Problem description
Leaving out the pictures, retype all the material exactly.

Recorded information
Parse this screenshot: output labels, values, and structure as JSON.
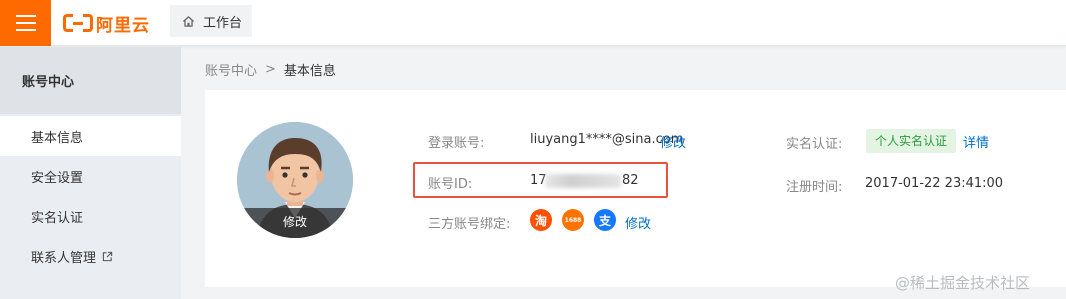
{
  "header": {
    "logo_text": "阿里云",
    "workbench_label": "工作台"
  },
  "sidebar": {
    "title": "账号中心",
    "items": [
      {
        "label": "基本信息",
        "active": true
      },
      {
        "label": "安全设置"
      },
      {
        "label": "实名认证"
      },
      {
        "label": "联系人管理"
      }
    ]
  },
  "breadcrumb": {
    "parent": "账号中心",
    "separator": ">",
    "current": "基本信息"
  },
  "profile": {
    "avatar_edit_label": "修改",
    "login_account_label": "登录账号:",
    "login_account_value": "liuyang1****@sina.com",
    "login_account_edit": "修改",
    "account_id_label": "账号ID:",
    "account_id_prefix": "17",
    "account_id_suffix": "82",
    "third_party_label": "三方账号绑定:",
    "third_party_edit": "修改",
    "third_party_icons": [
      {
        "name": "taobao",
        "glyph": "淘",
        "color": "#ff5000"
      },
      {
        "name": "1688",
        "glyph": "1688",
        "color": "#ff7300"
      },
      {
        "name": "alipay",
        "glyph": "支",
        "color": "#1677ff"
      }
    ],
    "realname_label": "实名认证:",
    "realname_badge": "个人实名认证",
    "realname_details": "详情",
    "register_time_label": "注册时间:",
    "register_time_value": "2017-01-22 23:41:00"
  },
  "watermark": "@稀土掘金技术社区",
  "colors": {
    "brand": "#ff6a00",
    "link": "#0070cc",
    "highlight_box": "#e8523f",
    "badge_bg": "#e3f4e3",
    "badge_text": "#2e9a3f"
  }
}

Expected output
Parse this screenshot: output labels, values, and structure as JSON.
{
  "header": {
    "logo_text": "阿里云",
    "workbench_label": "工作台"
  },
  "sidebar": {
    "title": "账号中心",
    "items": [
      {
        "label": "基本信息",
        "active": true
      },
      {
        "label": "安全设置"
      },
      {
        "label": "实名认证"
      },
      {
        "label": "联系人管理"
      }
    ]
  },
  "breadcrumb": {
    "parent": "账号中心",
    "separator": ">",
    "current": "基本信息"
  },
  "profile": {
    "avatar_edit_label": "修改",
    "login_account_label": "登录账号:",
    "login_account_value": "liuyang1****@sina.com",
    "login_account_edit": "修改",
    "account_id_label": "账号ID:",
    "account_id_prefix": "17",
    "account_id_suffix": "82",
    "third_party_label": "三方账号绑定:",
    "third_party_edit": "修改",
    "third_party_icons": [
      {
        "name": "taobao",
        "glyph": "淘",
        "color": "#ff5000"
      },
      {
        "name": "1688",
        "glyph": "1688",
        "color": "#ff7300"
      },
      {
        "name": "alipay",
        "glyph": "支",
        "color": "#1677ff"
      }
    ],
    "realname_label": "实名认证:",
    "realname_badge": "个人实名认证",
    "realname_details": "详情",
    "register_time_label": "注册时间:",
    "register_time_value": "2017-01-22 23:41:00"
  },
  "watermark": "@稀土掘金技术社区",
  "colors": {
    "brand": "#ff6a00",
    "link": "#0070cc",
    "highlight_box": "#e8523f",
    "badge_bg": "#e3f4e3",
    "badge_text": "#2e9a3f"
  }
}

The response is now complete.